▶ Saved entries:
- - - - -

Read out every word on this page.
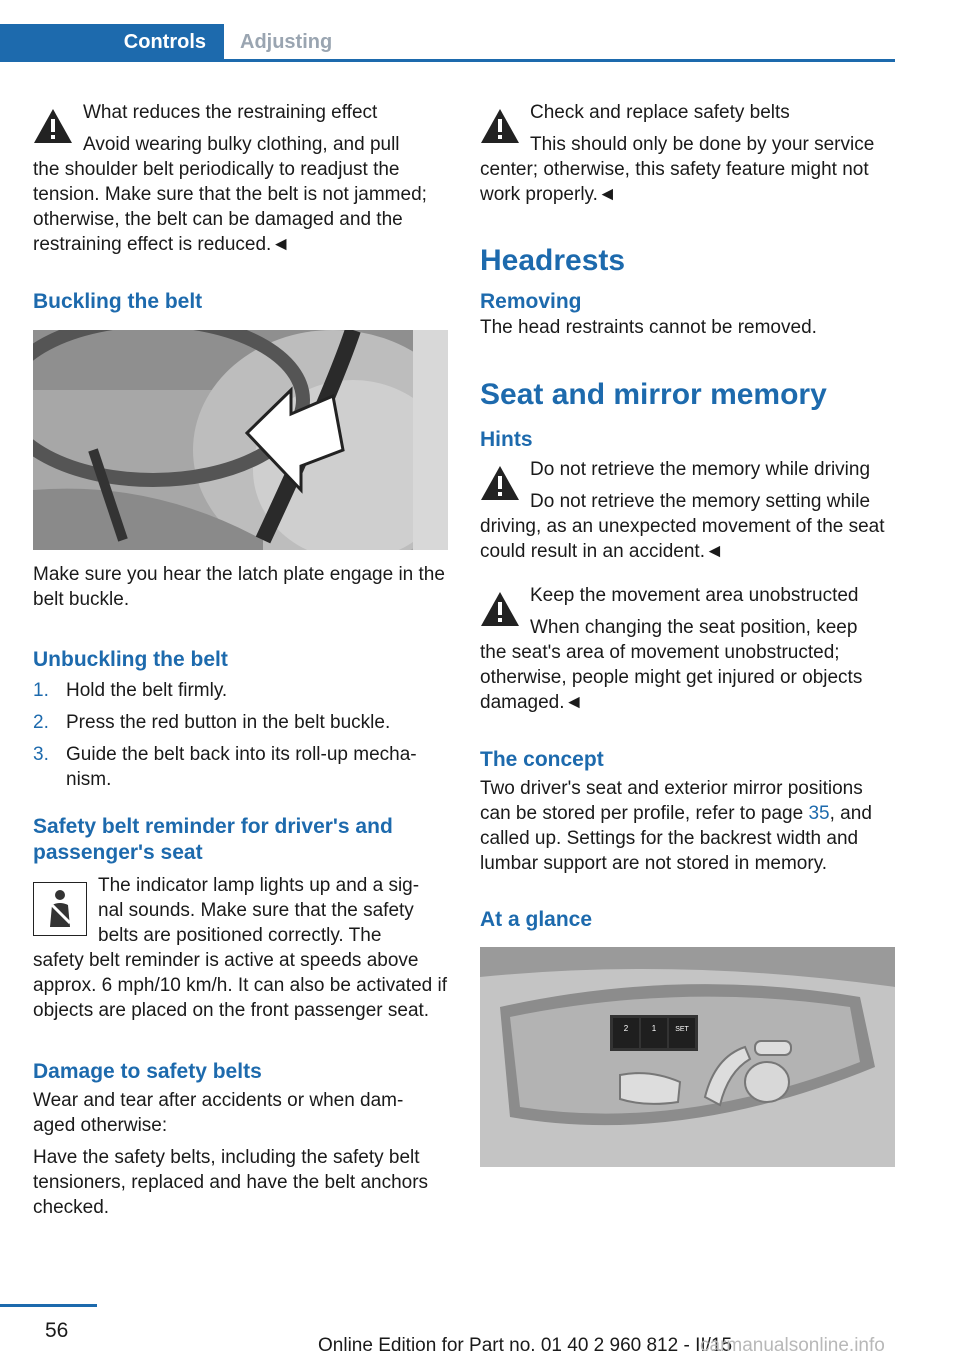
Controls	Adjusting

What reduces the restraining effect

Avoid wearing bulky clothing, and pull

the shoulder belt periodically to readjust the tension. Make sure that the belt is not jammed; otherwise, the belt can be damaged and the restraining effect is reduced.◄

Buckling the belt

Make sure you hear the latch plate engage in the belt buckle.

Unbuckling the belt
1. Hold the belt firmly.
2. Press the red button in the belt buckle.
3. Guide the belt back into its roll-up mecha‐ nism.
Safety belt reminder for driver's and passenger's seat

The indicator lamp lights up and a sig‐ nal sounds. Make sure that the safety belts are positioned correctly. The

safety belt reminder is active at speeds above approx. 6 mph/10 km/h. It can also be activated if objects are placed on the front passenger seat.

Damage to safety belts

Wear and tear after accidents or when dam‐ aged otherwise:

Have the safety belts, including the safety belt tensioners, replaced and have the belt anchors checked.

Check and replace safety belts

This should only be done by your service

center; otherwise, this safety feature might not work properly.◄

Headrests
Removing

The head restraints cannot be removed.

Seat and mirror memory
Hints

Do not retrieve the memory while driving

Do not retrieve the memory setting while

driving, as an unexpected movement of the seat could result in an accident.◄

Keep the movement area unobstructed

When changing the seat position, keep

the seat's area of movement unobstructed; otherwise, people might get injured or objects damaged.◄

The concept

Two driver's seat and exterior mirror positions can be stored per profile, refer to page 35, and called up. Settings for the backrest width and lumbar support are not stored in memory.

At a glance
2	1	SET
56
Online Edition for Part no. 01 40 2 960 812 - II/15
carmanualsonline.info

- - - - -

▶ Work instructions: The answer is the number of lines in the preceding material that hold "passenger"; write that number and nothing else.

▶ The solution: 2